Read the lines that follow and pick out every one containing the word "PENN".

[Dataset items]
# # #

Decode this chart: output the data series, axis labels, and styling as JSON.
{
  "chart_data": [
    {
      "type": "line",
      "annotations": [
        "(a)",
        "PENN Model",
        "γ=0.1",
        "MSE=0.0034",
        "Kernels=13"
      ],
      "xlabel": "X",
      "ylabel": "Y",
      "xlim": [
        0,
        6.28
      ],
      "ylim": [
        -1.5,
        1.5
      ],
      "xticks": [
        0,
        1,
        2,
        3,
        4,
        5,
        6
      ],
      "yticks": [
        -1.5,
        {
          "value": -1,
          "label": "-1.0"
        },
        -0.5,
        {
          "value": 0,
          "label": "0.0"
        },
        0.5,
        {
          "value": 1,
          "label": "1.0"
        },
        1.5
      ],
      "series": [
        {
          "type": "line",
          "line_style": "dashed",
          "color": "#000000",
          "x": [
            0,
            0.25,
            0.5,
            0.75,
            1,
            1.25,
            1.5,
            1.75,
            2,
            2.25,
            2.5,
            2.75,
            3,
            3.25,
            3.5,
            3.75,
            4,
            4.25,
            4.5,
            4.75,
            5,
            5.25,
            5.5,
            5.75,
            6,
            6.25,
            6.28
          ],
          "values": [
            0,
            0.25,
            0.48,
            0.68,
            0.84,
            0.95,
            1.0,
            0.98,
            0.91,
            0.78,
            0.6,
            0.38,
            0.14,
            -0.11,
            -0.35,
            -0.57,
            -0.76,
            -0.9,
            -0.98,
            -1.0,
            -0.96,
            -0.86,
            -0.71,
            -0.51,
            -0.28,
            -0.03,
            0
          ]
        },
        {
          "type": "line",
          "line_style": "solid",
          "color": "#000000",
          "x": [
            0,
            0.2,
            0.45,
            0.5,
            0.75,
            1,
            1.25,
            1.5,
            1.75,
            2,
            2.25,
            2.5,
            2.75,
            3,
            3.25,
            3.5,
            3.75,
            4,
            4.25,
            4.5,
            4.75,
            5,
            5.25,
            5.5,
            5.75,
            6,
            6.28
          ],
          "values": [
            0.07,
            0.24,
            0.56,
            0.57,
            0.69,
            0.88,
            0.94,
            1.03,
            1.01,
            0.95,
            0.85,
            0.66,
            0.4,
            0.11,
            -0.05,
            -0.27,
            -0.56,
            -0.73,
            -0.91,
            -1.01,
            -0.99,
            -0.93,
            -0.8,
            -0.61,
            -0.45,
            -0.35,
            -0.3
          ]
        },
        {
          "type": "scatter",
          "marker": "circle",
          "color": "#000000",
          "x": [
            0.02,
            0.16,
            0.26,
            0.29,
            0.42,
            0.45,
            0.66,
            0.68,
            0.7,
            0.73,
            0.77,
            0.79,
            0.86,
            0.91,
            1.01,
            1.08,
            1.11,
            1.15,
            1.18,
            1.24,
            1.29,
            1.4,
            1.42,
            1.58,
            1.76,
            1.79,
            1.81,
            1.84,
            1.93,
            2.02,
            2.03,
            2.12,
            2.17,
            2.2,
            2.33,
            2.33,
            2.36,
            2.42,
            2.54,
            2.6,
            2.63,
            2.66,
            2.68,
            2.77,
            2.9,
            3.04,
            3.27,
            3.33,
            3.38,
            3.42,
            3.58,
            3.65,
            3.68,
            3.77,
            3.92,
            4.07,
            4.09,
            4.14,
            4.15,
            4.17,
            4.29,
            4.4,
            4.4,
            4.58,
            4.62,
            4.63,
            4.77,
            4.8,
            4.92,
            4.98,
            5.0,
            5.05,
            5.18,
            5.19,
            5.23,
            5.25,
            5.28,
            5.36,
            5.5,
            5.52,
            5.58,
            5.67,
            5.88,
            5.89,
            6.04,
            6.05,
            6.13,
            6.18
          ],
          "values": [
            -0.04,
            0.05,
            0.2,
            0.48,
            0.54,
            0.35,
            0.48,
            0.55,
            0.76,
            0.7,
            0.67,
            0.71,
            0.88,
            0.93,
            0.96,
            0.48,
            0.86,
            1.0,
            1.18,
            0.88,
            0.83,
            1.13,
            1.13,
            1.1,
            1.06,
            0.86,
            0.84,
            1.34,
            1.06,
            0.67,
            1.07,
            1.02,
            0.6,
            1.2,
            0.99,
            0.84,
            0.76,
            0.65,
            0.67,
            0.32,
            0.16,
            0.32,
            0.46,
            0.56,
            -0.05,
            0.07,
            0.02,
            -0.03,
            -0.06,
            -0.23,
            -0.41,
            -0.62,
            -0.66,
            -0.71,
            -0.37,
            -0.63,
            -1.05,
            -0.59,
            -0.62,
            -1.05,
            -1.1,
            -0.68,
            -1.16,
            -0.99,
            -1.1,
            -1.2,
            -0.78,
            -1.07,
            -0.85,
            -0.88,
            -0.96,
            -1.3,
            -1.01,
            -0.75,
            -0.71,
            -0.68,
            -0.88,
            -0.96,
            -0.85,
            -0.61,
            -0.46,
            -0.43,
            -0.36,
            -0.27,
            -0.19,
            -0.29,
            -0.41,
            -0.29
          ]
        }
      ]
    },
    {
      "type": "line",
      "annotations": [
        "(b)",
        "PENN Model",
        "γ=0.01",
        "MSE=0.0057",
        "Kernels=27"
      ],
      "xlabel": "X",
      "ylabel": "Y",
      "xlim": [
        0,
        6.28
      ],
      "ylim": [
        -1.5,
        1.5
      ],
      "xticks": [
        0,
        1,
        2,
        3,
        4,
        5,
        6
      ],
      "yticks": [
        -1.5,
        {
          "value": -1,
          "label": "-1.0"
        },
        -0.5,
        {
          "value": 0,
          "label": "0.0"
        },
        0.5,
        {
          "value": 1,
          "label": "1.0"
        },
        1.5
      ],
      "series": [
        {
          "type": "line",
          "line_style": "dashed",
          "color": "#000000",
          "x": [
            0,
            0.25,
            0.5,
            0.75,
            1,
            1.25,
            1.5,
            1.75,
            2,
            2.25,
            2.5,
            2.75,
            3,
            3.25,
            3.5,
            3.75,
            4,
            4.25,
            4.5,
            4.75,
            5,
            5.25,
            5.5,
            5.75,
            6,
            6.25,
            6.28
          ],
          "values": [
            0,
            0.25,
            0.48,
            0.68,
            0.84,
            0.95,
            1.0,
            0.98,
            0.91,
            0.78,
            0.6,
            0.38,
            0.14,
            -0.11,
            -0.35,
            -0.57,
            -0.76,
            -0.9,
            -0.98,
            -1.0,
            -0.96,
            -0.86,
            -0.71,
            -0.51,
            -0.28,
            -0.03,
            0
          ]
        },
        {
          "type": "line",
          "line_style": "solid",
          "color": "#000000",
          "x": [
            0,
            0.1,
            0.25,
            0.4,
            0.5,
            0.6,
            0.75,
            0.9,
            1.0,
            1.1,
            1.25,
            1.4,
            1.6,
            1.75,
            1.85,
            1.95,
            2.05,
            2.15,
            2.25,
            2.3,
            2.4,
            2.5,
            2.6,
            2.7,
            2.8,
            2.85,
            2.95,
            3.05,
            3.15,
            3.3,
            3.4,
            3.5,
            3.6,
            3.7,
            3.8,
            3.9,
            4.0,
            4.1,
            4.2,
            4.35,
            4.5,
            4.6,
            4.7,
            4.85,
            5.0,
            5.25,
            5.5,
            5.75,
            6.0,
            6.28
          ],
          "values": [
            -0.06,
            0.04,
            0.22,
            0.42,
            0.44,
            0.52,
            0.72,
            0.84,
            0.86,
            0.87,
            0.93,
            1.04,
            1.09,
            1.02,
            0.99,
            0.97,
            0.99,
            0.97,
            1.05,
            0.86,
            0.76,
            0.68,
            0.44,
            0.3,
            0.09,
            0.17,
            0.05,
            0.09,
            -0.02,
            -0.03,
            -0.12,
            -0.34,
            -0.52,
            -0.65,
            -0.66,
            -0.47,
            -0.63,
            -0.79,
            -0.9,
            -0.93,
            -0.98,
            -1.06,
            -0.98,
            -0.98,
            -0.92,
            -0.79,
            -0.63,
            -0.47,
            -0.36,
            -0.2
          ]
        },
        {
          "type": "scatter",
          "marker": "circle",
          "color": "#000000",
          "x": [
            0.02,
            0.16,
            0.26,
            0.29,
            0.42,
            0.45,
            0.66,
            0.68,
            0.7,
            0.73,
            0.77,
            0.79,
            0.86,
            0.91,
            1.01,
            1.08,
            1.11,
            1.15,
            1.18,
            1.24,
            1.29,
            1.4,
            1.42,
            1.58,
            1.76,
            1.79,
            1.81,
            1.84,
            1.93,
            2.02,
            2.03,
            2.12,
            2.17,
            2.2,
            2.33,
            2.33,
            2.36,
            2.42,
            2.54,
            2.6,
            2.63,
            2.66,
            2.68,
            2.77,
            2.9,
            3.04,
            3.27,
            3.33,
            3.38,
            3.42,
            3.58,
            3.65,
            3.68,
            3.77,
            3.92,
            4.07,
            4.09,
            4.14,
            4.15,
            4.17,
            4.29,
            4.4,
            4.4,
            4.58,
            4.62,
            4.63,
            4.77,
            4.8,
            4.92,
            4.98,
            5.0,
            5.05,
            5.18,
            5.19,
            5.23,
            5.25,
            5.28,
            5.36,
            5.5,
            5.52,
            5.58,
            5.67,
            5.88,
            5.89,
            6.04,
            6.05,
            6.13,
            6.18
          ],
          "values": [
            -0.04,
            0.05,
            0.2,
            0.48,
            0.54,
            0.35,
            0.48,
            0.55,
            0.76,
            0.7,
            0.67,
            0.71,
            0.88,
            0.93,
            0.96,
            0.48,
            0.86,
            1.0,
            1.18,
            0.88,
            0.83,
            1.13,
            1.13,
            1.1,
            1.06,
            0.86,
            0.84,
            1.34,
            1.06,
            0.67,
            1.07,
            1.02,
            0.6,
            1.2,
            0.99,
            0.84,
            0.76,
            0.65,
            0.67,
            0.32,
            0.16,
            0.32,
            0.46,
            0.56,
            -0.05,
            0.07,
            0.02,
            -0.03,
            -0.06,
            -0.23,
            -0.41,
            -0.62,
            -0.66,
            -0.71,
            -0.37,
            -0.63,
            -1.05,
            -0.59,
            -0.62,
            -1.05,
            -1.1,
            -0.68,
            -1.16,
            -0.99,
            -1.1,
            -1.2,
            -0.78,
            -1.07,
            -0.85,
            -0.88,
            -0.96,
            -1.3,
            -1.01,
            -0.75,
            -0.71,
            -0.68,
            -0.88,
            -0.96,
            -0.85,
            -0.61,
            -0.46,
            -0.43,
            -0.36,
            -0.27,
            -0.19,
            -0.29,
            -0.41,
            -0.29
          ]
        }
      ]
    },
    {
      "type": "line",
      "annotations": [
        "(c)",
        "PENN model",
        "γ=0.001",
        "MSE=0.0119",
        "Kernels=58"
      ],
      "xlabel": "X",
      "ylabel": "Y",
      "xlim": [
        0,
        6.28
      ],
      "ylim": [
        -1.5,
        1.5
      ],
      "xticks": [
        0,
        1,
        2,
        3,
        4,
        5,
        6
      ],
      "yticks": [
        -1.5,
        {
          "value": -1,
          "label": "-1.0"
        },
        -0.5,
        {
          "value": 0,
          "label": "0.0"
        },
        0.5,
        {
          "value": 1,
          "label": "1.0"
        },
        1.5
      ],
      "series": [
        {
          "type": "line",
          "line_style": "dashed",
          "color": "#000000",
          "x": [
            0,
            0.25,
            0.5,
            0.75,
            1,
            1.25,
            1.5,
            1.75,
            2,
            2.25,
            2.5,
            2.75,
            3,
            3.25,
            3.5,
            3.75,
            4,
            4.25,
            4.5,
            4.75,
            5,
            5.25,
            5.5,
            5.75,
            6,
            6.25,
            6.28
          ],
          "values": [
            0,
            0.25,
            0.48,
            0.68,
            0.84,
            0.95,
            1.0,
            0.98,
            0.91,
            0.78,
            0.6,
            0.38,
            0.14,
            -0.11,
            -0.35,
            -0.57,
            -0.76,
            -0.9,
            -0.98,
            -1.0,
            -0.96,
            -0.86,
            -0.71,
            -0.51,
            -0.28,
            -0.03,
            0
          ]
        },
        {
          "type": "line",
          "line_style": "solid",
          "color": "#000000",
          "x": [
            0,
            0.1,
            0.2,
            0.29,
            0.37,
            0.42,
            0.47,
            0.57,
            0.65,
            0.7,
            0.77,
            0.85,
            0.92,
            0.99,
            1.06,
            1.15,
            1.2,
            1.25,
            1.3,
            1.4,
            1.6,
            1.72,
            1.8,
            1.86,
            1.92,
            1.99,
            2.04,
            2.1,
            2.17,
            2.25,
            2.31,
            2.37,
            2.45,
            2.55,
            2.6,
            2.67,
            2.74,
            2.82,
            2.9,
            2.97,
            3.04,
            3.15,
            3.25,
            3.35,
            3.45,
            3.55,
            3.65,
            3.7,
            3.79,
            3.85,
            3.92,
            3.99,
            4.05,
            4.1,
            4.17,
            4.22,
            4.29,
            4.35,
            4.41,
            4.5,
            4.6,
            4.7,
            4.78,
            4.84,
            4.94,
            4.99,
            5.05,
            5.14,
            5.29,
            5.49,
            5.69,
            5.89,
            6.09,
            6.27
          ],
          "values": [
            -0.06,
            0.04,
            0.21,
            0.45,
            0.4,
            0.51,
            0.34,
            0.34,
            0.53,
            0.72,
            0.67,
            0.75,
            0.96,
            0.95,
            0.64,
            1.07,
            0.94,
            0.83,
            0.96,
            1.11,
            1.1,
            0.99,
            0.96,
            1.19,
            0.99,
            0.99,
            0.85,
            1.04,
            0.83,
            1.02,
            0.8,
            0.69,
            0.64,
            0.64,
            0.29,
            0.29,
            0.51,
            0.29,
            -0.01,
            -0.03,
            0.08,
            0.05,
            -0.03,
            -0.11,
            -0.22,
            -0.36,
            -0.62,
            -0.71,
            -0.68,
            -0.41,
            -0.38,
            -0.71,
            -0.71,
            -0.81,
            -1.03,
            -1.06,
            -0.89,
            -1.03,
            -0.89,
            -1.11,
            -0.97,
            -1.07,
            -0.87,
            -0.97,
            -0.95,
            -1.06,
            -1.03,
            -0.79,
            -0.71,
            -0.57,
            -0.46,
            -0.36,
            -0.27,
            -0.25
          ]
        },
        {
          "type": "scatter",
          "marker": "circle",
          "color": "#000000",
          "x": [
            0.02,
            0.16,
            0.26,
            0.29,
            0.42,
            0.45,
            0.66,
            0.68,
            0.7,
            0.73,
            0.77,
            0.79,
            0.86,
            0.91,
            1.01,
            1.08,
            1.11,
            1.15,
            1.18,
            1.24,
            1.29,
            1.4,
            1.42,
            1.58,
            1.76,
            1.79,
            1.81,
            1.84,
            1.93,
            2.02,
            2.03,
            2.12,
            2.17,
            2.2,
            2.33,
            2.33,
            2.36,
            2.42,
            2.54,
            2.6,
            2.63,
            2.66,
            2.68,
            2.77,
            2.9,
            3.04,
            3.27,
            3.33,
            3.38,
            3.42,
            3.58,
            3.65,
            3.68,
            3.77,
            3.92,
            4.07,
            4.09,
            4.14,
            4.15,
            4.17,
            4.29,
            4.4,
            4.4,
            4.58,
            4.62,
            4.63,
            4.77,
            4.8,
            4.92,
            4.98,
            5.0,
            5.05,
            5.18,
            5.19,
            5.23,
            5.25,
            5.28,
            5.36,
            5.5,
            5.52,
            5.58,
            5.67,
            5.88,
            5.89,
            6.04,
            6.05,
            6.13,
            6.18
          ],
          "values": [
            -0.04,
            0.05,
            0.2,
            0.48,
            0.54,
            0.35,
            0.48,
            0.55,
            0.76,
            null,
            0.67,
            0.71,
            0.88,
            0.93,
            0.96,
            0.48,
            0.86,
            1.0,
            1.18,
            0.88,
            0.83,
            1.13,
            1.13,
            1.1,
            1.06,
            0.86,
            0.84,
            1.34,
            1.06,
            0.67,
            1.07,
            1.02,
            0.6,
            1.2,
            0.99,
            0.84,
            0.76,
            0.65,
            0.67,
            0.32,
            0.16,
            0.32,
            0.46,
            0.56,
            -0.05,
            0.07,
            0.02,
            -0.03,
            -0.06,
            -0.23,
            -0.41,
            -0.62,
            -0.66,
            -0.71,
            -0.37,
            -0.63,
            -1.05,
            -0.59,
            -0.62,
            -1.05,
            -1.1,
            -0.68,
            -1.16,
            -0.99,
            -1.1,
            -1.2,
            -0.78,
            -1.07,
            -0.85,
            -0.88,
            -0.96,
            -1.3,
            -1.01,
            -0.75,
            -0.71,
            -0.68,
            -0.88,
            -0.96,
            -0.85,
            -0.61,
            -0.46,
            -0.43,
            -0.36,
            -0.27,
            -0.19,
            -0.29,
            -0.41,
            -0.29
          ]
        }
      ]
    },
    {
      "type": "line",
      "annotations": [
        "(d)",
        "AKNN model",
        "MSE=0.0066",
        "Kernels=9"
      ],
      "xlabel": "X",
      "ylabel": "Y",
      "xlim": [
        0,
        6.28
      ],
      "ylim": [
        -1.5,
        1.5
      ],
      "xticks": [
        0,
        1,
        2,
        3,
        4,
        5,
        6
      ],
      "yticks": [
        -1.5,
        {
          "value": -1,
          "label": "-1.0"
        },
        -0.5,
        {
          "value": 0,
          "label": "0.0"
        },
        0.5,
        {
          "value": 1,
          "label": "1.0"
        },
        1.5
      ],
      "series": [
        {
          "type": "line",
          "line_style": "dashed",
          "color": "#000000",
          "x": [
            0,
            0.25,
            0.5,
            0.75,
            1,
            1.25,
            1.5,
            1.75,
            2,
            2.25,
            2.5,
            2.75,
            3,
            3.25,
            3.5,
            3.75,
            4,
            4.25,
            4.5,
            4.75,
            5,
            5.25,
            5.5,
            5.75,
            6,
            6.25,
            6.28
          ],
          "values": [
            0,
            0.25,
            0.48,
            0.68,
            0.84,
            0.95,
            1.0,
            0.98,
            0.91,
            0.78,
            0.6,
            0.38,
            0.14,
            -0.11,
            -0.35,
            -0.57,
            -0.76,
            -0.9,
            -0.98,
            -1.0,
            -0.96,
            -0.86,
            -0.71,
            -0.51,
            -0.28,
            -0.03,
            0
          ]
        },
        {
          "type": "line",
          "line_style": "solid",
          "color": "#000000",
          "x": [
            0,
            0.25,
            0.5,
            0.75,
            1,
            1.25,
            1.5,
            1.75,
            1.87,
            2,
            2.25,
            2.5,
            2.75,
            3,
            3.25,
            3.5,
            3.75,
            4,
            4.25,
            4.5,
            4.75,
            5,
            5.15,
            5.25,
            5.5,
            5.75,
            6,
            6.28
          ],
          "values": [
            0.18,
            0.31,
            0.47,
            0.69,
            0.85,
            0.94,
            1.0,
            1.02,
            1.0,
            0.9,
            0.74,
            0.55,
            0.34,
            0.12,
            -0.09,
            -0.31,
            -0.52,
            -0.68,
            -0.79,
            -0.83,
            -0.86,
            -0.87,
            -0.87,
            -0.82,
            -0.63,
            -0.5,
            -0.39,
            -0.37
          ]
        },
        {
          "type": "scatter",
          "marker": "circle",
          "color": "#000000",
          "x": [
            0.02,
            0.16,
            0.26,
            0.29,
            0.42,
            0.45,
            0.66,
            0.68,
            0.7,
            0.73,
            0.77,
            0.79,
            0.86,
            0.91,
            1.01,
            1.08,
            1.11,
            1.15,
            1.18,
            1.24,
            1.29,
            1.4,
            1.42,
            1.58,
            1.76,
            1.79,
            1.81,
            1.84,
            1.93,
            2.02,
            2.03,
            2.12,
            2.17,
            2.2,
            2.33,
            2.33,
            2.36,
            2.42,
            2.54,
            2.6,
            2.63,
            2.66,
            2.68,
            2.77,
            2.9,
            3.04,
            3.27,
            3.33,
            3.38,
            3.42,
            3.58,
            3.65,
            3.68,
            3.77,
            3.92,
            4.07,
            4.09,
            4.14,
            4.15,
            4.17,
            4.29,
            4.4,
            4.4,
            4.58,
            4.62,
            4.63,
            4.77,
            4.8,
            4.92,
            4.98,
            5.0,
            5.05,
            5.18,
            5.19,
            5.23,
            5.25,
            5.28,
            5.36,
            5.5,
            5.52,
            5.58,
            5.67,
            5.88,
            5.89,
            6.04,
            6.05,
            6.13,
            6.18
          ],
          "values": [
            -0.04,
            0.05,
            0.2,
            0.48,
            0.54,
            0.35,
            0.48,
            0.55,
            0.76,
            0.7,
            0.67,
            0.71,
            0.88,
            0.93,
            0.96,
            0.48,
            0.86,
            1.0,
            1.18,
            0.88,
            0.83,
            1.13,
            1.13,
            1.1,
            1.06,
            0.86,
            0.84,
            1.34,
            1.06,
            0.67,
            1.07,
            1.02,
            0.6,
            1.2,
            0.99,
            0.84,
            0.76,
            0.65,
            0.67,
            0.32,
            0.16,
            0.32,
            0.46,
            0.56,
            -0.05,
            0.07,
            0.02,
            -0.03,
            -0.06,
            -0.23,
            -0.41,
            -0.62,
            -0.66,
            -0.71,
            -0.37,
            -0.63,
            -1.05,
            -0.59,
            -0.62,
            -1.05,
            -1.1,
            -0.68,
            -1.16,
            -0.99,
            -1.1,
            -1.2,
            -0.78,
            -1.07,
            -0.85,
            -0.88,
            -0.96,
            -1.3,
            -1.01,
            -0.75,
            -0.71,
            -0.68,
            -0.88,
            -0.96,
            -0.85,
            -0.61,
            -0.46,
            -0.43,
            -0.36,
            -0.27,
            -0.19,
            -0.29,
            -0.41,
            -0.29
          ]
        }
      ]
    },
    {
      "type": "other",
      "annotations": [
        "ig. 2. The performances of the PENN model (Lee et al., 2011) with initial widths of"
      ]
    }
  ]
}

# # #

◆ Solution to this problem ◆
        "PENN Model",
        "PENN Model",
        "PENN model",
        "ig. 2. The performances of the PENN model (Lee et al., 2011) with initial widths of"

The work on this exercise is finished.